**What needs to be done**
Here are some records. Copy each one exactly.

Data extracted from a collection
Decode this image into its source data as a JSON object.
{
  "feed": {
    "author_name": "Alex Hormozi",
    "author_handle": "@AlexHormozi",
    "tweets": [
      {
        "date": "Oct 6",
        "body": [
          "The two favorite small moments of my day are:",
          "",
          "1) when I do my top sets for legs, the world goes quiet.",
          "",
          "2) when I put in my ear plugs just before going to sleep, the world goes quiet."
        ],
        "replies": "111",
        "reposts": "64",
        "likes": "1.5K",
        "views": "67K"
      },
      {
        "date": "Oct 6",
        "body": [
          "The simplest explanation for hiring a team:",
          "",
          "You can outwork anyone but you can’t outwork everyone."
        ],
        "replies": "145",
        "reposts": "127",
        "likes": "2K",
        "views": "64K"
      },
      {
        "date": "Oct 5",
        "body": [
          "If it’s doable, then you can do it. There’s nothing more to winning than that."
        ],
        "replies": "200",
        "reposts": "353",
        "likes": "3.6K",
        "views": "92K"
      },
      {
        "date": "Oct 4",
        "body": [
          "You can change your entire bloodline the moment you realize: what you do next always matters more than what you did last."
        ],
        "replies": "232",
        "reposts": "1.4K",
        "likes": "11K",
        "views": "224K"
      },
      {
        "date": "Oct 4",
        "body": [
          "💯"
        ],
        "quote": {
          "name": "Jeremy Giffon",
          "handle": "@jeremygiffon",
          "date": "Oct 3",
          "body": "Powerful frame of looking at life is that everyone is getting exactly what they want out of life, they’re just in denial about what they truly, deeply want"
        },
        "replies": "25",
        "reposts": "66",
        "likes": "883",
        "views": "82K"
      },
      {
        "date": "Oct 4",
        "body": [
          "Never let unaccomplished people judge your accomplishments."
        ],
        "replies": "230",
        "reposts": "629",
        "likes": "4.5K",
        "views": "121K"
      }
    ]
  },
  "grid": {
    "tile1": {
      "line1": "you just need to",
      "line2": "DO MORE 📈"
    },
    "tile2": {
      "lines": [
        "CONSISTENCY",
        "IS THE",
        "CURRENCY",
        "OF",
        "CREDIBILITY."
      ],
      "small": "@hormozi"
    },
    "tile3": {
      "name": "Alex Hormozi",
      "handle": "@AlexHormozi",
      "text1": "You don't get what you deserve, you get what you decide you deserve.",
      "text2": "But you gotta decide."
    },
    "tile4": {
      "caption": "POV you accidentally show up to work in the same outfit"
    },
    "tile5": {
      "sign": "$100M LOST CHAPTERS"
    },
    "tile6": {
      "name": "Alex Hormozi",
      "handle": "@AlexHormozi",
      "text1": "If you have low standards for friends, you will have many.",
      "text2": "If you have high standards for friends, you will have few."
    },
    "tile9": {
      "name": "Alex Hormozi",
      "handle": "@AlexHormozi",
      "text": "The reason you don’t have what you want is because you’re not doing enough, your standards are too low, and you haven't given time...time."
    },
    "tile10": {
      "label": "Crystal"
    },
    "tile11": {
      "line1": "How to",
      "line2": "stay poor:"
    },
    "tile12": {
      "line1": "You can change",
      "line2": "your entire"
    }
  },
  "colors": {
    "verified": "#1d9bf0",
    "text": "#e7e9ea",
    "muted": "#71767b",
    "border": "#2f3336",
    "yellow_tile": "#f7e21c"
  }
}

**Response to this task**
Decode this image into its source data as a JSON object.
{
  "feed": {
    "author_name": "Alex Hormozi",
    "author_handle": "@AlexHormozi",
    "tweets": [
      {
        "date": "Oct 6",
        "body": [
          "The two favorite small moments of my day are:",
          "",
          "1) when I do my top sets for legs, the world goes quiet.",
          "",
          "2) when I put in my ear plugs just before going to sleep, the world goes quiet."
        ],
        "replies": "111",
        "reposts": "64",
        "likes": "1.5K",
        "views": "67K"
      },
      {
        "date": "Oct 6",
        "body": [
          "The simplest explanation for hiring a team:",
          "",
          "You can outwork anyone but you can’t outwork everyone."
        ],
        "replies": "145",
        "reposts": "127",
        "likes": "2K",
        "views": "64K"
      },
      {
        "date": "Oct 5",
        "body": [
          "If it’s doable, then you can do it. There’s nothing more to winning than that."
        ],
        "replies": "200",
        "reposts": "353",
        "likes": "3.6K",
        "views": "92K"
      },
      {
        "date": "Oct 4",
        "body": [
          "You can change your entire bloodline the moment you realize: what you do next always matters more than what you did last."
        ],
        "replies": "232",
        "reposts": "1.4K",
        "likes": "11K",
        "views": "224K"
      },
      {
        "date": "Oct 4",
        "body": [
          "💯"
        ],
        "quote": {
          "name": "Jeremy Giffon",
          "handle": "@jeremygiffon",
          "date": "Oct 3",
          "body": "Powerful frame of looking at life is that everyone is getting exactly what they want out of life, they’re just in denial about what they truly, deeply want"
        },
        "replies": "25",
        "reposts": "66",
        "likes": "883",
        "views": "82K"
      },
      {
        "date": "Oct 4",
        "body": [
          "Never let unaccomplished people judge your accomplishments."
        ],
        "replies": "230",
        "reposts": "629",
        "likes": "4.5K",
        "views": "121K"
      }
    ]
  },
  "grid": {
    "tile1": {
      "line1": "you just need to",
      "line2": "DO MORE 📈"
    },
    "tile2": {
      "lines": [
        "CONSISTENCY",
        "IS THE",
        "CURRENCY",
        "OF",
        "CREDIBILITY."
      ],
      "small": "@hormozi"
    },
    "tile3": {
      "name": "Alex Hormozi",
      "handle": "@AlexHormozi",
      "text1": "You don't get what you deserve, you get what you decide you deserve.",
      "text2": "But you gotta decide."
    },
    "tile4": {
      "caption": "POV you accidentally show up to work in the same outfit"
    },
    "tile5": {
      "sign": "$100M LOST CHAPTERS"
    },
    "tile6": {
      "name": "Alex Hormozi",
      "handle": "@AlexHormozi",
      "text1": "If you have low standards for friends, you will have many.",
      "text2": "If you have high standards for friends, you will have few."
    },
    "tile9": {
      "name": "Alex Hormozi",
      "handle": "@AlexHormozi",
      "text": "The reason you don’t have what you want is because you’re not doing enough, your standards are too low, and you haven't given time...time."
    },
    "tile10": {
      "label": "Crystal"
    },
    "tile11": {
      "line1": "How to",
      "line2": "stay poor:"
    },
    "tile12": {
      "line1": "You can change",
      "line2": "your entire"
    }
  },
  "colors": {
    "verified": "#1d9bf0",
    "text": "#e7e9ea",
    "muted": "#71767b",
    "border": "#2f3336",
    "yellow_tile": "#f7e21c"
  }
}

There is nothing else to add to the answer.